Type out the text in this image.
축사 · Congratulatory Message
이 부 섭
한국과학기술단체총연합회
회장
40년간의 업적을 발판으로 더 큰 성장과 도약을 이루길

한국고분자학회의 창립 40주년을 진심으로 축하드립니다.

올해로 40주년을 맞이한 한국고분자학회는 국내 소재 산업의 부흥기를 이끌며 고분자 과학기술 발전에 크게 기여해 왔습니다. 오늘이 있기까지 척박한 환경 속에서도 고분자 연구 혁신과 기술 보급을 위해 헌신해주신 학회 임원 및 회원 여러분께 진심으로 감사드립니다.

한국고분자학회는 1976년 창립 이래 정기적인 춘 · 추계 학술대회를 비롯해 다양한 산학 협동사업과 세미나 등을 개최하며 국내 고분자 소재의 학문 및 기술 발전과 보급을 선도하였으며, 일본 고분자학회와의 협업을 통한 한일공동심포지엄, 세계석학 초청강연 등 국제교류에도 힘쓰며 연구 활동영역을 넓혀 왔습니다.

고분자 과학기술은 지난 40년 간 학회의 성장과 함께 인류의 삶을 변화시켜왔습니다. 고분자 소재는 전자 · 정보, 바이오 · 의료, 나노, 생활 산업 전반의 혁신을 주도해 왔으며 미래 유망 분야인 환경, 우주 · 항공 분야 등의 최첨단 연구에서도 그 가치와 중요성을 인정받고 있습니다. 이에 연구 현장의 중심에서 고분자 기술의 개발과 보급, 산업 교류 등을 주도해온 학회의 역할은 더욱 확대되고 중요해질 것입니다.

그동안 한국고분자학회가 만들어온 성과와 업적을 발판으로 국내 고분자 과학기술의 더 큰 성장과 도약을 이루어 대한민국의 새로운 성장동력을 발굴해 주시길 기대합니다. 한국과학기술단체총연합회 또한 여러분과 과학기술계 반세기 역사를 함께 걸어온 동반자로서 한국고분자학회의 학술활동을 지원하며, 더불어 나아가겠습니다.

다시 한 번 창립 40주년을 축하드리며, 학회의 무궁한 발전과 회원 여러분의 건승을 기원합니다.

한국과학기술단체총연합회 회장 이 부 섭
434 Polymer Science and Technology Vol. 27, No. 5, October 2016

-- -- --

[Objective] Look back over the material above and state how many lines hold the word "한국고분자학회의". Write the number and nothing else.

[Response] 2